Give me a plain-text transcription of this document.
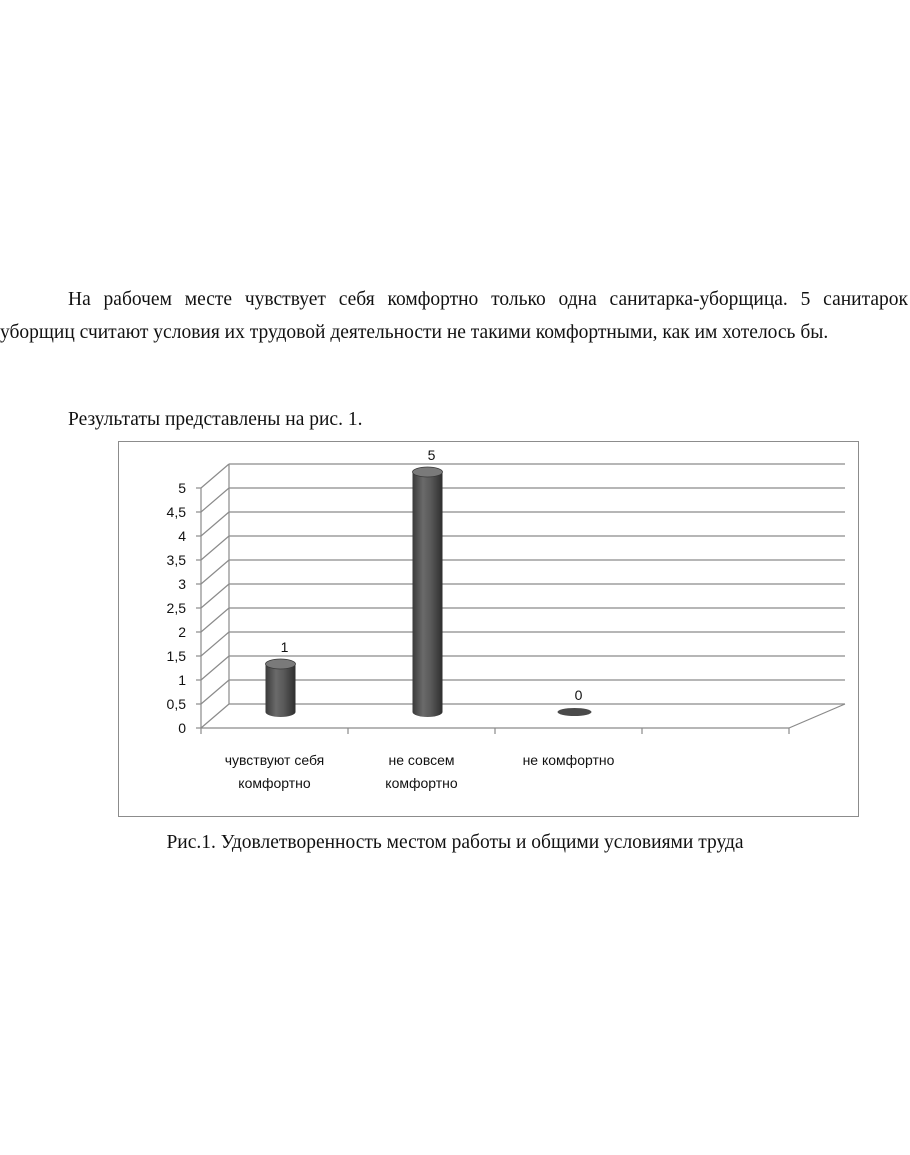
На рабочем месте чувствует себя комфортно только одна санитарка-уборщица. 5 санитарок уборщиц считают условия их трудовой деятельности не такими комфортными, как им хотелось бы.

Результаты представлены на рис. 1.

0
0,5
1
1,5
2
2,5
3
3,5
4
4,5
5
1
5
0
чувствуют себя
комфортно
не совсем
комфортно
не комфортно

Рис.1. Удовлетворенность местом работы и общими условиями труда
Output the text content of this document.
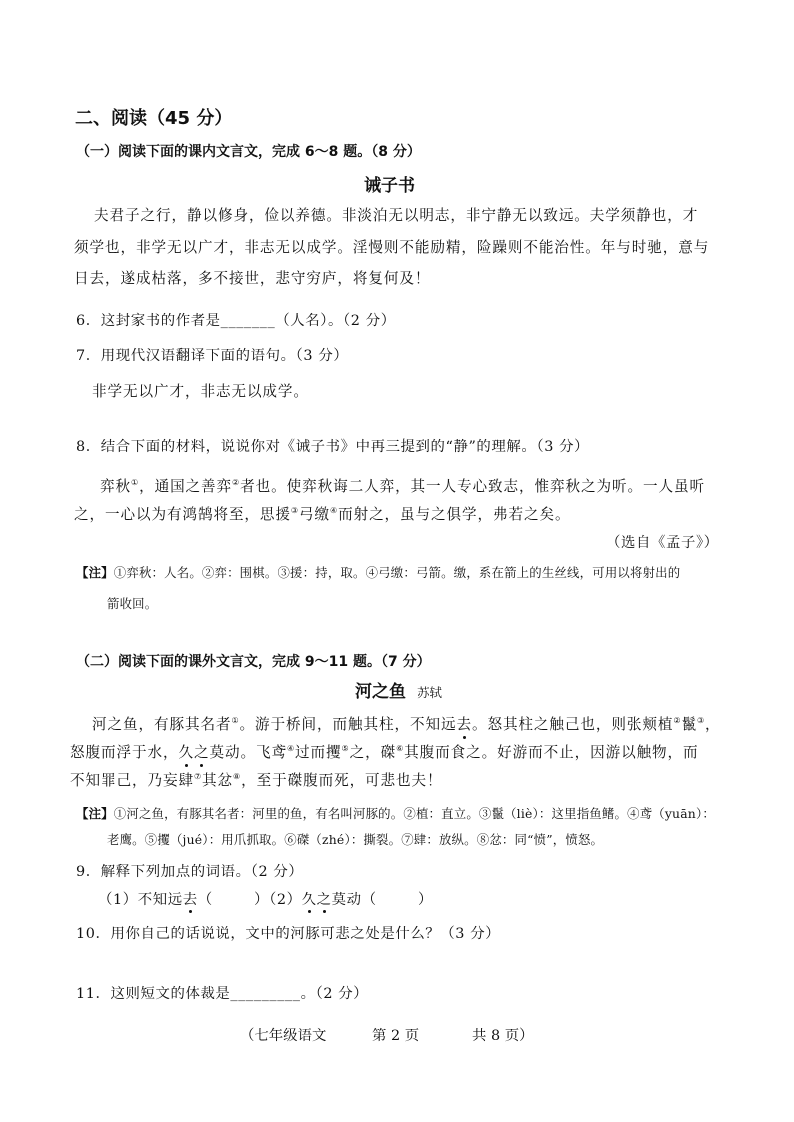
二、阅读（45 分）
（一）阅读下面的课内文言文，完成 6～8 题。（8 分）
诫子书
夫君子之行，静以修身，俭以养德。非淡泊无以明志，非宁静无以致远。夫学须静也，才
须学也，非学无以广才，非志无以成学。淫慢则不能励精，险躁则不能治性。年与时驰，意与
日去，遂成枯落，多不接世，悲守穷庐，将复何及！
6．这封家书的作者是_______（人名）。（2 分）
7．用现代汉语翻译下面的语句。（3 分）
非学无以广才，非志无以成学。
8．结合下面的材料，说说你对《诫子书》中再三提到的“静”的理解。（3 分）
弈秋①，通国之善弈②者也。使弈秋诲二人弈，其一人专心致志，惟弈秋之为听。一人虽听
之，一心以为有鸿鹄将至，思援③弓缴④而射之，虽与之俱学，弗若之矣。
（选自《孟子》）
【注】①弈秋：人名。②弈：围棋。③援：持，取。④弓缴：弓箭。缴，系在箭上的生丝线，可用以将射出的
箭收回。
（二）阅读下面的课外文言文，完成 9～11 题。（7 分）
河之鱼 苏轼
河之鱼，有豚其名者①。游于桥间，而触其柱，不知远去。怒其柱之触己也，则张颊植②鬣③，
怒腹而浮于水，久之莫动。飞鸢④过而攫⑤之，磔⑥其腹而食之。好游而不止，因游以触物，而
不知罪己，乃妄肆⑦其忿⑧，至于磔腹而死，可悲也夫！
【注】①河之鱼，有豚其名者：河里的鱼，有名叫河豚的。②植：直立。③鬣（liè）：这里指鱼鳍。④鸢（yuān）：
老鹰。⑤攫（jué）：用爪抓取。⑥磔（zhé）：撕裂。⑦肆：放纵。⑧忿：同“愤”，愤怒。
9．解释下列加点的词语。（2 分）
（1）不知远去（        ）（2）久之莫动（        ）
10．用你自己的话说说，文中的河豚可悲之处是什么？（3 分）
11．这则短文的体裁是_________。（2 分）
（七年级语文	第 2 页	共 8 页）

=-=-=-=-=

[Written problem]: Look through the entries and find each line that has the string "this". Copy those lines.

[Solution]:
Give me a plain-text transcription of this document.
Output the text content of this document.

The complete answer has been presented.